━━━━━ Data lines ━━━━━
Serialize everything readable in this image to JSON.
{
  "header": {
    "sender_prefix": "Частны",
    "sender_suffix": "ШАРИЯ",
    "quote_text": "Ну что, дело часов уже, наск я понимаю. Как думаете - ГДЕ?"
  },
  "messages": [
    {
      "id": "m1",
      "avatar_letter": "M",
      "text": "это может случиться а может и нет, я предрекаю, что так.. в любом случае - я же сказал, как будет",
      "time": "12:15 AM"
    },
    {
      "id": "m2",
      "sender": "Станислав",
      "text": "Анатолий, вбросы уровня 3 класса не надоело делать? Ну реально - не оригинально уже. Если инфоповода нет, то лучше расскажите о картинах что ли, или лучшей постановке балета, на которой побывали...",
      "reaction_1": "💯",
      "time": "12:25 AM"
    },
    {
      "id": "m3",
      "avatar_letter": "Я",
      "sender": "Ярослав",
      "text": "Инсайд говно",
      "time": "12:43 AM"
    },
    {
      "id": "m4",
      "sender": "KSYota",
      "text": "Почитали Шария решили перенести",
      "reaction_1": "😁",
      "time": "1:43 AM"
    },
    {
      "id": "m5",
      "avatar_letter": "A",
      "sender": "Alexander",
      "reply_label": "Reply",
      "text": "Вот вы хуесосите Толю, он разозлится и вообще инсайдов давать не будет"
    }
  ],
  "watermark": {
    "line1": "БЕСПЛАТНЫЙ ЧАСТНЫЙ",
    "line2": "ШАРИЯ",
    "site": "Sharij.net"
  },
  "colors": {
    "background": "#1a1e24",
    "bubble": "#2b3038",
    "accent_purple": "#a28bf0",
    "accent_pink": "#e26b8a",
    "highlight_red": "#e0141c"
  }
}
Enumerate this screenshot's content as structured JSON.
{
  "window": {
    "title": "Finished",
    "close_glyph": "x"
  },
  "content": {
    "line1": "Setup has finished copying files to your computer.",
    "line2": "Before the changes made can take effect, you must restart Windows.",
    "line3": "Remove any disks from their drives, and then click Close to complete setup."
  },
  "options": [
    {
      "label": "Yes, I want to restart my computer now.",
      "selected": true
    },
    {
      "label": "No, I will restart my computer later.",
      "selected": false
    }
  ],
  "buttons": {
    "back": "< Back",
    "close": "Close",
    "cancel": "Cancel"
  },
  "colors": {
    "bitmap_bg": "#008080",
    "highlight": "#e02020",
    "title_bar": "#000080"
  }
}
━━━━━
Directions for this task: Give the entries again in full, exactly as they are written.

Exercise result:
Serialize everything readable in this image to JSON.
{
  "header": {
    "sender_prefix": "Частны",
    "sender_suffix": "ШАРИЯ",
    "quote_text": "Ну что, дело часов уже, наск я понимаю. Как думаете - ГДЕ?"
  },
  "messages": [
    {
      "id": "m1",
      "avatar_letter": "M",
      "text": "это может случиться а может и нет, я предрекаю, что так.. в любом случае - я же сказал, как будет",
      "time": "12:15 AM"
    },
    {
      "id": "m2",
      "sender": "Станислав",
      "text": "Анатолий, вбросы уровня 3 класса не надоело делать? Ну реально - не оригинально уже. Если инфоповода нет, то лучше расскажите о картинах что ли, или лучшей постановке балета, на которой побывали...",
      "reaction_1": "💯",
      "time": "12:25 AM"
    },
    {
      "id": "m3",
      "avatar_letter": "Я",
      "sender": "Ярослав",
      "text": "Инсайд говно",
      "time": "12:43 AM"
    },
    {
      "id": "m4",
      "sender": "KSYota",
      "text": "Почитали Шария решили перенести",
      "reaction_1": "😁",
      "time": "1:43 AM"
    },
    {
      "id": "m5",
      "avatar_letter": "A",
      "sender": "Alexander",
      "reply_label": "Reply",
      "text": "Вот вы хуесосите Толю, он разозлится и вообще инсайдов давать не будет"
    }
  ],
  "watermark": {
    "line1": "БЕСПЛАТНЫЙ ЧАСТНЫЙ",
    "line2": "ШАРИЯ",
    "site": "Sharij.net"
  },
  "colors": {
    "background": "#1a1e24",
    "bubble": "#2b3038",
    "accent_purple": "#a28bf0",
    "accent_pink": "#e26b8a",
    "highlight_red": "#e0141c"
  }
}
Enumerate this screenshot's content as structured JSON.
{
  "window": {
    "title": "Finished",
    "close_glyph": "x"
  },
  "content": {
    "line1": "Setup has finished copying files to your computer.",
    "line2": "Before the changes made can take effect, you must restart Windows.",
    "line3": "Remove any disks from their drives, and then click Close to complete setup."
  },
  "options": [
    {
      "label": "Yes, I want to restart my computer now.",
      "selected": true
    },
    {
      "label": "No, I will restart my computer later.",
      "selected": false
    }
  ],
  "buttons": {
    "back": "< Back",
    "close": "Close",
    "cancel": "Cancel"
  },
  "colors": {
    "bitmap_bg": "#008080",
    "highlight": "#e02020",
    "title_bar": "#000080"
  }
}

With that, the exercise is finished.